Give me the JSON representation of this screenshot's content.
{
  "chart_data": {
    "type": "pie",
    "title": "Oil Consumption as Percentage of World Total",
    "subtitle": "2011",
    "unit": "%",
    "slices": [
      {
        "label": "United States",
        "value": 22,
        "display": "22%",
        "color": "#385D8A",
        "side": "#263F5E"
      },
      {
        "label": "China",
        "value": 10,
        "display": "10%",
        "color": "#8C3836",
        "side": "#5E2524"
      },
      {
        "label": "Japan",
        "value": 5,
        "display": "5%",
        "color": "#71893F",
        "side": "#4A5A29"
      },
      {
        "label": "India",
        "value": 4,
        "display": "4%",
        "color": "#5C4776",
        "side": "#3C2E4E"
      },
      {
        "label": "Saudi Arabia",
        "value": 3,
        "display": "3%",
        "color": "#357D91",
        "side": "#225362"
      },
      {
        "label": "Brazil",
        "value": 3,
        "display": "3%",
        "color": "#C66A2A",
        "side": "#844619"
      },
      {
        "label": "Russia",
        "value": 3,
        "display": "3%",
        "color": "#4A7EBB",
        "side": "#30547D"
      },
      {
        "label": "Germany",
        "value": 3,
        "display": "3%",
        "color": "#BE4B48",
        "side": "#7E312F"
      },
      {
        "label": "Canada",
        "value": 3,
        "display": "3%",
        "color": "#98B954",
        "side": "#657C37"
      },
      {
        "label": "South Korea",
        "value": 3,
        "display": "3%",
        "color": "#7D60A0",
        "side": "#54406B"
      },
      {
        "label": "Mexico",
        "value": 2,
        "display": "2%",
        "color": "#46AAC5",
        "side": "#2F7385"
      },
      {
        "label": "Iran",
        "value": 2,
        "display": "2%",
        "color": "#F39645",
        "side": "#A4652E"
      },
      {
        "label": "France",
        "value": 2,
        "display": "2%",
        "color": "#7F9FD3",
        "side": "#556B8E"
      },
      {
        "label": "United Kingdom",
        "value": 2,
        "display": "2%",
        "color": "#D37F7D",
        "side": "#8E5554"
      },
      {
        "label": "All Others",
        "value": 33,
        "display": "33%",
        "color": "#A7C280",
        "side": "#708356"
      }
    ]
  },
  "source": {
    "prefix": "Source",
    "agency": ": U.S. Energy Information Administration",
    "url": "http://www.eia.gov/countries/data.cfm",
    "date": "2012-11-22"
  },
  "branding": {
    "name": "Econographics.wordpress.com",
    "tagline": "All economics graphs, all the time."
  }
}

=-=-=

### What you should do:
From the listing above, copy out each line where the word "United" appears.

### Exercise result:
        "label": "United States",
        "label": "United Kingdom",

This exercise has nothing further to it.